-- Required task --
Please reproduce every record, keeping each one exactly as written.

-- Data to use --

>>>

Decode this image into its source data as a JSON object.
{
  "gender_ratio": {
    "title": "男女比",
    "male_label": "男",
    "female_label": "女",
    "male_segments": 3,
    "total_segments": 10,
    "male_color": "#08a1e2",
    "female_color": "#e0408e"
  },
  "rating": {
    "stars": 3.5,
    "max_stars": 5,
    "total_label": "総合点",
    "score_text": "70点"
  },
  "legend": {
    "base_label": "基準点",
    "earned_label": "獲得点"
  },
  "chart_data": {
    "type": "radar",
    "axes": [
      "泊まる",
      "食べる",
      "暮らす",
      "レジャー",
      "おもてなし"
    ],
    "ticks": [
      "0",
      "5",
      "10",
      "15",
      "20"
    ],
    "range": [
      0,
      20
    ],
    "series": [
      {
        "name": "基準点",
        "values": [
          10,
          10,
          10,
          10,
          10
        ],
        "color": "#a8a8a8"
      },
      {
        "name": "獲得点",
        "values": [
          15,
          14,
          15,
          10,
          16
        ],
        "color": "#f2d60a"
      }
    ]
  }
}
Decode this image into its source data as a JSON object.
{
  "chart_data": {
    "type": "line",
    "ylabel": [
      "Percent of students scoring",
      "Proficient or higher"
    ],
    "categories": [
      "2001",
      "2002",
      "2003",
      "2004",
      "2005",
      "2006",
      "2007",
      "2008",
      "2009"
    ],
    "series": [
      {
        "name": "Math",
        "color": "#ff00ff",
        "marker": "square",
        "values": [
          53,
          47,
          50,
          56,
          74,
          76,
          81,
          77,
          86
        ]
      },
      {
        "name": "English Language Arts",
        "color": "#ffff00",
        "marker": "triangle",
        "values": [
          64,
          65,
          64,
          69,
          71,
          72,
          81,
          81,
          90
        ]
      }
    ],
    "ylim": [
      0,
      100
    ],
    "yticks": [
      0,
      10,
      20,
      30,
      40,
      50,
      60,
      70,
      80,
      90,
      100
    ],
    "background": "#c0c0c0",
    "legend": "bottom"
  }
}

<<<

-- Worked answer --
Decode this image into its source data as a JSON object.
{
  "gender_ratio": {
    "title": "男女比",
    "male_label": "男",
    "female_label": "女",
    "male_segments": 3,
    "total_segments": 10,
    "male_color": "#08a1e2",
    "female_color": "#e0408e"
  },
  "rating": {
    "stars": 3.5,
    "max_stars": 5,
    "total_label": "総合点",
    "score_text": "70点"
  },
  "legend": {
    "base_label": "基準点",
    "earned_label": "獲得点"
  },
  "chart_data": {
    "type": "radar",
    "axes": [
      "泊まる",
      "食べる",
      "暮らす",
      "レジャー",
      "おもてなし"
    ],
    "ticks": [
      "0",
      "5",
      "10",
      "15",
      "20"
    ],
    "range": [
      0,
      20
    ],
    "series": [
      {
        "name": "基準点",
        "values": [
          10,
          10,
          10,
          10,
          10
        ],
        "color": "#a8a8a8"
      },
      {
        "name": "獲得点",
        "values": [
          15,
          14,
          15,
          10,
          16
        ],
        "color": "#f2d60a"
      }
    ]
  }
}
Decode this image into its source data as a JSON object.
{
  "chart_data": {
    "type": "line",
    "ylabel": [
      "Percent of students scoring",
      "Proficient or higher"
    ],
    "categories": [
      "2001",
      "2002",
      "2003",
      "2004",
      "2005",
      "2006",
      "2007",
      "2008",
      "2009"
    ],
    "series": [
      {
        "name": "Math",
        "color": "#ff00ff",
        "marker": "square",
        "values": [
          53,
          47,
          50,
          56,
          74,
          76,
          81,
          77,
          86
        ]
      },
      {
        "name": "English Language Arts",
        "color": "#ffff00",
        "marker": "triangle",
        "values": [
          64,
          65,
          64,
          69,
          71,
          72,
          81,
          81,
          90
        ]
      }
    ],
    "ylim": [
      0,
      100
    ],
    "yticks": [
      0,
      10,
      20,
      30,
      40,
      50,
      60,
      70,
      80,
      90,
      100
    ],
    "background": "#c0c0c0",
    "legend": "bottom"
  }
}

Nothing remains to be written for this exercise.